◆ **Directions for this task**
From the records below, extract all the text exactly and leave the images behind.

Begin Dataset entries

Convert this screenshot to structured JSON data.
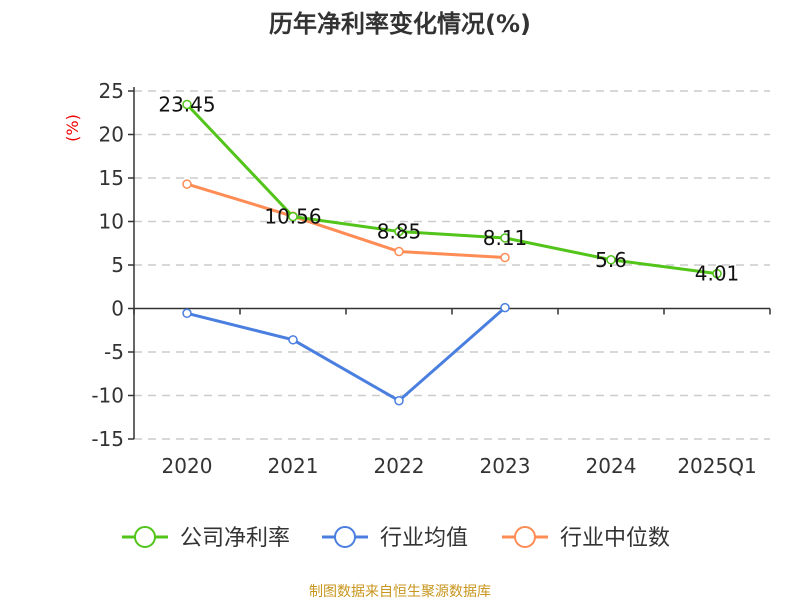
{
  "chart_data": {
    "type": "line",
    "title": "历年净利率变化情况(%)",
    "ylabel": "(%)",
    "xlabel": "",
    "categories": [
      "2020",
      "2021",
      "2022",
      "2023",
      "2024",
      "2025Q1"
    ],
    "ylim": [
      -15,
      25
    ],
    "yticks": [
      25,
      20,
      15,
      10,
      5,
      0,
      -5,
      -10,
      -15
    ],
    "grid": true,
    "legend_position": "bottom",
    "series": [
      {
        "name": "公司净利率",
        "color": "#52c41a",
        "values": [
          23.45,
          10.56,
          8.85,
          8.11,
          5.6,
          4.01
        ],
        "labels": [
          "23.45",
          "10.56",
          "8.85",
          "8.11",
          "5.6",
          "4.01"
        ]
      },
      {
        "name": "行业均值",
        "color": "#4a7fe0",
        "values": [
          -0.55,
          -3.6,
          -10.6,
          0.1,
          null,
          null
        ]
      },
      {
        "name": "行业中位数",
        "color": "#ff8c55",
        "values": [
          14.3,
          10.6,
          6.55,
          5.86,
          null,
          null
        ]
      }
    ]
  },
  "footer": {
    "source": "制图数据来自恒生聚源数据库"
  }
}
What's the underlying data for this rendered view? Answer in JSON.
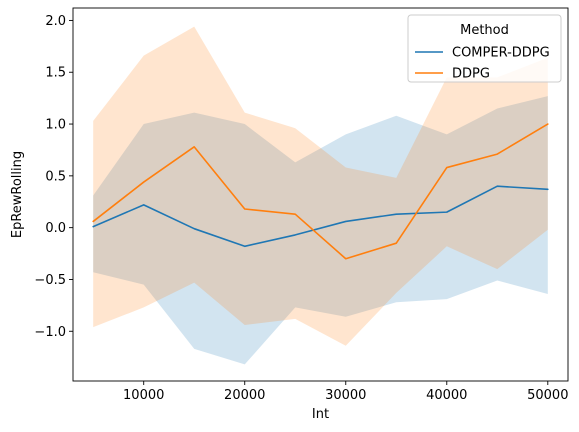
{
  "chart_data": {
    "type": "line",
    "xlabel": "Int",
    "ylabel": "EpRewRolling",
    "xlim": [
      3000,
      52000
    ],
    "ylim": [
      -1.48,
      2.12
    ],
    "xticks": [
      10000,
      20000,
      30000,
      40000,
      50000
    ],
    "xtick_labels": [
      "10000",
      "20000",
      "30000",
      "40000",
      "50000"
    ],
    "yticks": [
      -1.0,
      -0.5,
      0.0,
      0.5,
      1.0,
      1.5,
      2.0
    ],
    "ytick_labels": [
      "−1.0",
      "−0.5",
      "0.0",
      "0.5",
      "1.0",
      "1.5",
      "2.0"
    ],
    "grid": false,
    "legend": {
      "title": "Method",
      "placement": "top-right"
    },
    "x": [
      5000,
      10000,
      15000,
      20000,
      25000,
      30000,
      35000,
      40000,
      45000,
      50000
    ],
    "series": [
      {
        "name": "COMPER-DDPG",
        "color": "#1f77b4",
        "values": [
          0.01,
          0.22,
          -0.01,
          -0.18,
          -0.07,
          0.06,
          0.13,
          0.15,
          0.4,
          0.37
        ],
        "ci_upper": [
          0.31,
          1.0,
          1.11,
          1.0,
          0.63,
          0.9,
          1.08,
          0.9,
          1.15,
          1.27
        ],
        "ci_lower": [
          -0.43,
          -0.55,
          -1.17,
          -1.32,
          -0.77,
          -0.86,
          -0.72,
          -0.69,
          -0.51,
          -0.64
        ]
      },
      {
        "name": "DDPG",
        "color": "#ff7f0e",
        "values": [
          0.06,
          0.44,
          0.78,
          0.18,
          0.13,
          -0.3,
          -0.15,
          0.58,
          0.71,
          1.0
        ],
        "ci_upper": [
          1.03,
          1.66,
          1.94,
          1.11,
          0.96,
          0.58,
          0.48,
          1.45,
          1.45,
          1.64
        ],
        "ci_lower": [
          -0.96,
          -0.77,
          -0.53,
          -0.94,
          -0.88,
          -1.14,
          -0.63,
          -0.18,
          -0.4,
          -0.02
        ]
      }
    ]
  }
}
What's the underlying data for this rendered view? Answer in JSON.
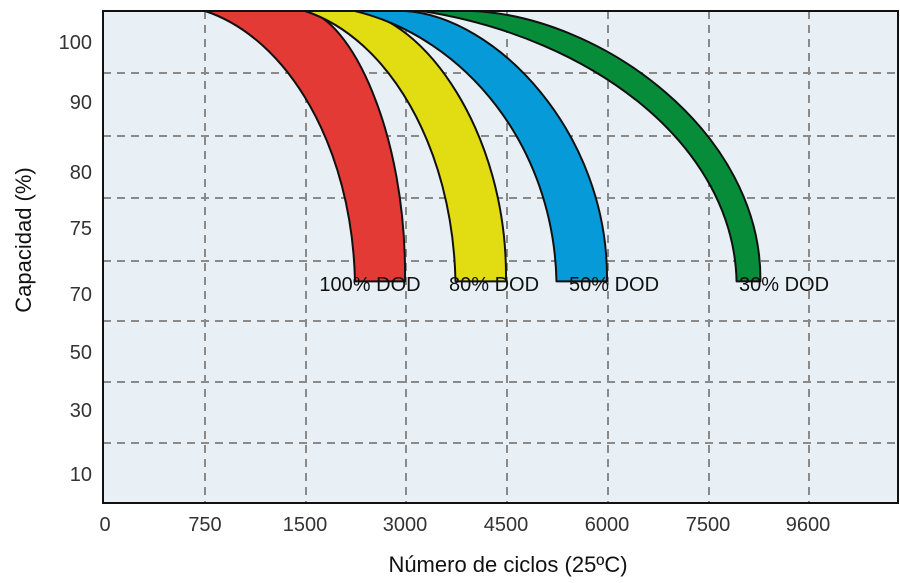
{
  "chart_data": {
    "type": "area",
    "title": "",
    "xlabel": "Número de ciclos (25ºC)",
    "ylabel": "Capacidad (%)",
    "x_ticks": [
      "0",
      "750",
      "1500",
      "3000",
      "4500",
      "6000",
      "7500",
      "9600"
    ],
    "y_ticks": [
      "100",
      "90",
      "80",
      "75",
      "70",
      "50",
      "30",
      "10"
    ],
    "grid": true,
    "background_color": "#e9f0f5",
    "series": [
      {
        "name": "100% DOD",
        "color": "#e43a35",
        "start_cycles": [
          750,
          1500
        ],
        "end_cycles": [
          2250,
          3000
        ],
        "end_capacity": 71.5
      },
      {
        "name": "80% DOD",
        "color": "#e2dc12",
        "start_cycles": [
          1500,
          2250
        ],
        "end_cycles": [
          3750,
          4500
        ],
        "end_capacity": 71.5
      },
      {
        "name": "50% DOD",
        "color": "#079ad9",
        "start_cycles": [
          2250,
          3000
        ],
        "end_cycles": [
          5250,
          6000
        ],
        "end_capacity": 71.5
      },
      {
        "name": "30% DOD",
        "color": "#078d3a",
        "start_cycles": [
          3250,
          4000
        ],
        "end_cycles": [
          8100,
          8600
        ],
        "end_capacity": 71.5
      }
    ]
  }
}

End Dataset entries

◆ **Task solution**
Convert this screenshot to structured JSON data.
{
  "chart_data": {
    "type": "line",
    "title": "历年净利率变化情况(%)",
    "ylabel": "(%)",
    "xlabel": "",
    "categories": [
      "2020",
      "2021",
      "2022",
      "2023",
      "2024",
      "2025Q1"
    ],
    "ylim": [
      -15,
      25
    ],
    "yticks": [
      25,
      20,
      15,
      10,
      5,
      0,
      -5,
      -10,
      -15
    ],
    "grid": true,
    "legend_position": "bottom",
    "series": [
      {
        "name": "公司净利率",
        "color": "#52c41a",
        "values": [
          23.45,
          10.56,
          8.85,
          8.11,
          5.6,
          4.01
        ],
        "labels": [
          "23.45",
          "10.56",
          "8.85",
          "8.11",
          "5.6",
          "4.01"
        ]
      },
      {
        "name": "行业均值",
        "color": "#4a7fe0",
        "values": [
          -0.55,
          -3.6,
          -10.6,
          0.1,
          null,
          null
        ]
      },
      {
        "name": "行业中位数",
        "color": "#ff8c55",
        "values": [
          14.3,
          10.6,
          6.55,
          5.86,
          null,
          null
        ]
      }
    ]
  },
  "footer": {
    "source": "制图数据来自恒生聚源数据库"
  }
}
What's the underlying data for this rendered view? Answer in JSON.
{
  "chart_data": {
    "type": "line",
    "xlabel": "Int",
    "ylabel": "EpRewRolling",
    "xlim": [
      3000,
      52000
    ],
    "ylim": [
      -1.48,
      2.12
    ],
    "xticks": [
      10000,
      20000,
      30000,
      40000,
      50000
    ],
    "xtick_labels": [
      "10000",
      "20000",
      "30000",
      "40000",
      "50000"
    ],
    "yticks": [
      -1.0,
      -0.5,
      0.0,
      0.5,
      1.0,
      1.5,
      2.0
    ],
    "ytick_labels": [
      "−1.0",
      "−0.5",
      "0.0",
      "0.5",
      "1.0",
      "1.5",
      "2.0"
    ],
    "grid": false,
    "legend": {
      "title": "Method",
      "placement": "top-right"
    },
    "x": [
      5000,
      10000,
      15000,
      20000,
      25000,
      30000,
      35000,
      40000,
      45000,
      50000
    ],
    "series": [
      {
        "name": "COMPER-DDPG",
        "color": "#1f77b4",
        "values": [
          0.01,
          0.22,
          -0.01,
          -0.18,
          -0.07,
          0.06,
          0.13,
          0.15,
          0.4,
          0.37
        ],
        "ci_upper": [
          0.31,
          1.0,
          1.11,
          1.0,
          0.63,
          0.9,
          1.08,
          0.9,
          1.15,
          1.27
        ],
        "ci_lower": [
          -0.43,
          -0.55,
          -1.17,
          -1.32,
          -0.77,
          -0.86,
          -0.72,
          -0.69,
          -0.51,
          -0.64
        ]
      },
      {
        "name": "DDPG",
        "color": "#ff7f0e",
        "values": [
          0.06,
          0.44,
          0.78,
          0.18,
          0.13,
          -0.3,
          -0.15,
          0.58,
          0.71,
          1.0
        ],
        "ci_upper": [
          1.03,
          1.66,
          1.94,
          1.11,
          0.96,
          0.58,
          0.48,
          1.45,
          1.45,
          1.64
        ],
        "ci_lower": [
          -0.96,
          -0.77,
          -0.53,
          -0.94,
          -0.88,
          -1.14,
          -0.63,
          -0.18,
          -0.4,
          -0.02
        ]
      }
    ]
  }
}
What's the underlying data for this rendered view? Answer in JSON.
{
  "chart_data": {
    "type": "area",
    "title": "",
    "xlabel": "Número de ciclos (25ºC)",
    "ylabel": "Capacidad (%)",
    "x_ticks": [
      "0",
      "750",
      "1500",
      "3000",
      "4500",
      "6000",
      "7500",
      "9600"
    ],
    "y_ticks": [
      "100",
      "90",
      "80",
      "75",
      "70",
      "50",
      "30",
      "10"
    ],
    "grid": true,
    "background_color": "#e9f0f5",
    "series": [
      {
        "name": "100% DOD",
        "color": "#e43a35",
        "start_cycles": [
          750,
          1500
        ],
        "end_cycles": [
          2250,
          3000
        ],
        "end_capacity": 71.5
      },
      {
        "name": "80% DOD",
        "color": "#e2dc12",
        "start_cycles": [
          1500,
          2250
        ],
        "end_cycles": [
          3750,
          4500
        ],
        "end_capacity": 71.5
      },
      {
        "name": "50% DOD",
        "color": "#079ad9",
        "start_cycles": [
          2250,
          3000
        ],
        "end_cycles": [
          5250,
          6000
        ],
        "end_capacity": 71.5
      },
      {
        "name": "30% DOD",
        "color": "#078d3a",
        "start_cycles": [
          3250,
          4000
        ],
        "end_cycles": [
          8100,
          8600
        ],
        "end_capacity": 71.5
      }
    ]
  }
}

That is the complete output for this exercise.